━━━━━ KUTIPAN BACAAN ━━━━━
Kisah Kepedulian Teuku Kemal Fasya Saat Banjir Besar Aceh 2025
Di Aceh, nama Teuku Kemal Fasya sudah akrab di telinga dunia akademik. Ia dikenal sebagai sosok yang tegas dalam pemikiran, tekun dalam riset, dan gigih memperjuangkan wajah baru pendidikan. Namun, akhir November 2025 membentangkan satu bab lain dalam dirinya bab yang tak tertulis di CV akademik, namun sangat terasa di hati banyak orang, yakni bab tentang kepedulian yang lebih besar dari pada kata-kata.
Hari itu, Aceh digulung oleh banjir bandang terburuk dalam puluhan tahun terakhir. Air datang tiba-tiba, menghantam rumah-rumah, menenggelamkan kenangan, dan membuat sebagian warga, termasuk dosen serta mahasiswa Universitas Malikussaleh, berlarian menyelamatkan diri tanpa sempat menggenggam apa pun selain doa.
Dalam hiruk pikuk itu, Teuku Kemal Fasya tidak menunggu instruksi, tidak menunggu komando. Bersama istrinya, Sri Wahyuni, ia merogoh kocek dan mengantikannya dengan sejumlah air mineral, beberapa kardus mie instan, dan persediaan sederhana lainnya. Tidak banyak, mungkin bagi sebagian orang terlihat biasa. Tapi di tengah bencana yang merenggut ruang bernapas, yang sederhana itu berubah menjadi harapan.
━━━━━
BAGIAN LATIHAN:
(1) Kembalikan semua baris catatan yang memuat kata "element".
(2) Perpanjang kisah tentang kepedulian Teuku Kemal Fasya saat banjir Aceh 2025, dimulai setelah kalimat terakhirnya.
Kisah di atas dan catatan tidak berhubungan satu sama lain.
━━━━━ CATATAN YANG TERSEDIA ━━━━━
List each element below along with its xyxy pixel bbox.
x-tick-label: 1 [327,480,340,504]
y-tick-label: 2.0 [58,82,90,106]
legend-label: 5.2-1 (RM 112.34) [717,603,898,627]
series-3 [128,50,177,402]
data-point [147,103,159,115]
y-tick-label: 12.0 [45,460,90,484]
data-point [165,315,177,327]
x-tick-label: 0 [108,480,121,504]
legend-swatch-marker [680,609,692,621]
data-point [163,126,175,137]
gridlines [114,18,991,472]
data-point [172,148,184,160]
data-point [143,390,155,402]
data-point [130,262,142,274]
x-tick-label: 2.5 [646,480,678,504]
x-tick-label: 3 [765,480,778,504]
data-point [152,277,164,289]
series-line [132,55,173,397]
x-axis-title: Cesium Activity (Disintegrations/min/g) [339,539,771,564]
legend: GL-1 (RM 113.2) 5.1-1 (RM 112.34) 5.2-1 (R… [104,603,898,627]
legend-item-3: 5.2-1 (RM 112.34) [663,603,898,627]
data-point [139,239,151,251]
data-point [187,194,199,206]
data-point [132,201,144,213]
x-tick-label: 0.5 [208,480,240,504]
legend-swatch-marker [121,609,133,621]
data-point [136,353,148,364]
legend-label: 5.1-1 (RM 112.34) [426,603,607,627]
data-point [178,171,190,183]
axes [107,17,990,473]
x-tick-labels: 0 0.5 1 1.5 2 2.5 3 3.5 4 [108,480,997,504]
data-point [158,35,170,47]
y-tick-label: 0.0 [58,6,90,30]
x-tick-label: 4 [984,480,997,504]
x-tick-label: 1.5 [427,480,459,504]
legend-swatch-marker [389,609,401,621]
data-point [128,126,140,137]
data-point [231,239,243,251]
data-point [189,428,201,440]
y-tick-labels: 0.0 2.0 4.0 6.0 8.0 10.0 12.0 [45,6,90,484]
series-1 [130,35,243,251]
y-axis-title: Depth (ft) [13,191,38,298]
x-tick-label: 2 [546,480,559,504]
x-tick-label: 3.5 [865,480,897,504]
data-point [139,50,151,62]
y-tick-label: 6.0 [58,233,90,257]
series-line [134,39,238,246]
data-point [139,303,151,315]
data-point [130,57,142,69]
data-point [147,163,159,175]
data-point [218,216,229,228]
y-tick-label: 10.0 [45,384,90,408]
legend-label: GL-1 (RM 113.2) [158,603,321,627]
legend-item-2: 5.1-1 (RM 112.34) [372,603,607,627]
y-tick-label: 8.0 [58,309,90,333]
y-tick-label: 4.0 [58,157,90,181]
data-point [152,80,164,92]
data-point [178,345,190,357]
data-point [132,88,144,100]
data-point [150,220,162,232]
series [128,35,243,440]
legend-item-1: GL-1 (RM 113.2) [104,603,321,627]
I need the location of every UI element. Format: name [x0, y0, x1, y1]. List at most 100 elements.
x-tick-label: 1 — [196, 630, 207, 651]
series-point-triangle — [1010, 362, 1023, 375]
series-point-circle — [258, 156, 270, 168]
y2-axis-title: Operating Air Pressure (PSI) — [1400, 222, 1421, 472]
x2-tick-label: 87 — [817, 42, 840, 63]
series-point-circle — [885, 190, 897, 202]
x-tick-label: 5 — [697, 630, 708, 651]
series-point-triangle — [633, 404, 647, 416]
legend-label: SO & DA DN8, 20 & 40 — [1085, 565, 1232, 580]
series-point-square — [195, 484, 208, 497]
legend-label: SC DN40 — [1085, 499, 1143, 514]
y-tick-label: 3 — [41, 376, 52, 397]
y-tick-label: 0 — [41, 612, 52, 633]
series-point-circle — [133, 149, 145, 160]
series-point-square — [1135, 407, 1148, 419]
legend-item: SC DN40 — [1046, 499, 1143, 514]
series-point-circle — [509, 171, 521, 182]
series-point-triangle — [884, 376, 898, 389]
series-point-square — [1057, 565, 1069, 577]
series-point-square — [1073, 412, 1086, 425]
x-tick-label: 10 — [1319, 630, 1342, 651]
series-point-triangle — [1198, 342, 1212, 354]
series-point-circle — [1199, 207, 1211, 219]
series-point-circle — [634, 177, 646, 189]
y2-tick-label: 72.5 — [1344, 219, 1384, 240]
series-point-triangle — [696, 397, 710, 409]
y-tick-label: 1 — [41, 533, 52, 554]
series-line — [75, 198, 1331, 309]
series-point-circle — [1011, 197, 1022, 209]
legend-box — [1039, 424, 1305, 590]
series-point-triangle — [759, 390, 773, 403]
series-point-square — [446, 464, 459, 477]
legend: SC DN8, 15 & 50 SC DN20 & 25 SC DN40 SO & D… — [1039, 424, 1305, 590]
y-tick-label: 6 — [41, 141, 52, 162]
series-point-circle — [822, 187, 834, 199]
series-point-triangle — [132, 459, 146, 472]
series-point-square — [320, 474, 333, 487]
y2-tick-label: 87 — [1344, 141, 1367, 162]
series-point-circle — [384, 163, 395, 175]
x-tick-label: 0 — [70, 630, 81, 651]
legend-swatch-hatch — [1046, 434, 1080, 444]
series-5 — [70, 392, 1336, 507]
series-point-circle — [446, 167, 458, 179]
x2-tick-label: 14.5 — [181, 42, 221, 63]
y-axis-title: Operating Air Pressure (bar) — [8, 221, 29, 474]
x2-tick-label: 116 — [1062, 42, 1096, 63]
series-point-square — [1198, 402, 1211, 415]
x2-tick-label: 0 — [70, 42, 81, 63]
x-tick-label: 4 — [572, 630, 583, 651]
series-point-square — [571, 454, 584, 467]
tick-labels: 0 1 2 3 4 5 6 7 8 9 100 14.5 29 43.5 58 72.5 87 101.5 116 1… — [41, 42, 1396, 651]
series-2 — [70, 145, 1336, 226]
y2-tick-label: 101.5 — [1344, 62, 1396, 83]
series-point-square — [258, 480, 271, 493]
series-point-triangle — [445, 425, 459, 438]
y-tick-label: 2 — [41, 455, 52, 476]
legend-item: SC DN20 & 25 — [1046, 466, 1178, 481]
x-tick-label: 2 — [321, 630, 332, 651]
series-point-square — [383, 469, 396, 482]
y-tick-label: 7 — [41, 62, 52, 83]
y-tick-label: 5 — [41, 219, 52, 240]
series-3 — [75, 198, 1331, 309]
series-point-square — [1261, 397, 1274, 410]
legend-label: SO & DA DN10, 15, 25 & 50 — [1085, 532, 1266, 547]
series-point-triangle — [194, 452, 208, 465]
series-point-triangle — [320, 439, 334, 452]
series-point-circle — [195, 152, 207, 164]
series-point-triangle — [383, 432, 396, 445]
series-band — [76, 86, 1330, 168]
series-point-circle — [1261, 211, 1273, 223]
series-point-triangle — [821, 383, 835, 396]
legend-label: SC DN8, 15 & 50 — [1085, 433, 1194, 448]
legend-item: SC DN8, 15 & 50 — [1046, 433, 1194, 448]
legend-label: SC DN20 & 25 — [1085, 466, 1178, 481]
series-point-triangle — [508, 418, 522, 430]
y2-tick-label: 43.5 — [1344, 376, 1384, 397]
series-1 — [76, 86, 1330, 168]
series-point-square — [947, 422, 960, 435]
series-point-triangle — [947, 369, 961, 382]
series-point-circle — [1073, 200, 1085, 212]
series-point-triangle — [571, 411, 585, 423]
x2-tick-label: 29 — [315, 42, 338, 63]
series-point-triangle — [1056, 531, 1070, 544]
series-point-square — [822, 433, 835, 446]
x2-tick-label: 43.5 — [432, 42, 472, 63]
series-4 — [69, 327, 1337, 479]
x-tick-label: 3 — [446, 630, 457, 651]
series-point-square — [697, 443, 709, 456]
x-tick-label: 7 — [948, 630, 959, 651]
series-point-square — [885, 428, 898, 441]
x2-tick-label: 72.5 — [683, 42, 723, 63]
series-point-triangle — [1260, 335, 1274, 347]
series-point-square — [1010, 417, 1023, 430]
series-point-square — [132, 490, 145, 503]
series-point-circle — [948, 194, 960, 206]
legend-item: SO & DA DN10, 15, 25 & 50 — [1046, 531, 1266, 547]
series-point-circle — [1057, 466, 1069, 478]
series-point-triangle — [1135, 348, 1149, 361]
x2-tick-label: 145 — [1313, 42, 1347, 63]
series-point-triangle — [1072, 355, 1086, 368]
━━━━━
JAWABAN TIAP TUGAS:
(1)
List each element below along with its xyxy pixel bbox.
I need the location of every UI element. Format: name [x0, y0, x1, y1]. List at most 100 elements.

(2)
Mereka menerjang banjir, langkah demi langkah, tanpa berpikir dua kali tentang dinginnya air atau risiko yang mengintai. Yang mereka tahu hanya satu, ada saudara yang harus segera dibantu.
“Hari pertama itu… kami benar-benar kelaparan.”
Begitu tutur Muchlis, salah seorang dosen yang menjadi korban banjir. Bahan makanan langka, hampir mustahil dicari, karena toko bahan makanan juga tutup. Sebagian warga belum makan sejak malam sebelumnya. Banyak yang hanya memakai baju yang melekat di badan harta lainnya lenyap dibawa arus.
“Tiba-tiba pak Kemal Fasya datang bersama istrinya, membawa air mineral dan mie instan. Bagi kami, itu bukan lagi sekadar bantuan. Itu seperti sebuah keberkahan.”
Muchlis bukan satu-satunya, para warga di sekitar kampus juga ikut merasakan uluran tangan itu. Bantuan yang mungkin bagi sebagian orang tidak seberapa, namun pada hari pertama bencana, sepotong roti pun bisa menjadi penyangga harapan.
Dan mereka tidak berhenti. Setelah membagikan bantuan pertama, Teuku Kemal Fasya dan Sri Wahyuni kembali bergerak. Menyisir jalan, menembus area yang masih memungkinkan dilalui, mengirimkan makanan ke dosen, staf, mahasiswa, dan siapa pun yang membutuhkan. Ada lokasi-lokasi yang berbahaya, di mana arus terlalu kuat dan tanah terlalu licin. Tidak semuanya bisa dijangkau, namun mereka berusaha sebisa mungkin.
Itu bukan program resmi, bukan bagian dari proyek pemerintah, itu hanyalah aksi spontan dari hati, dari rasa yang paling manusiawi, bahwa di tengah bencana, tak seorang pun boleh merasa sendirian.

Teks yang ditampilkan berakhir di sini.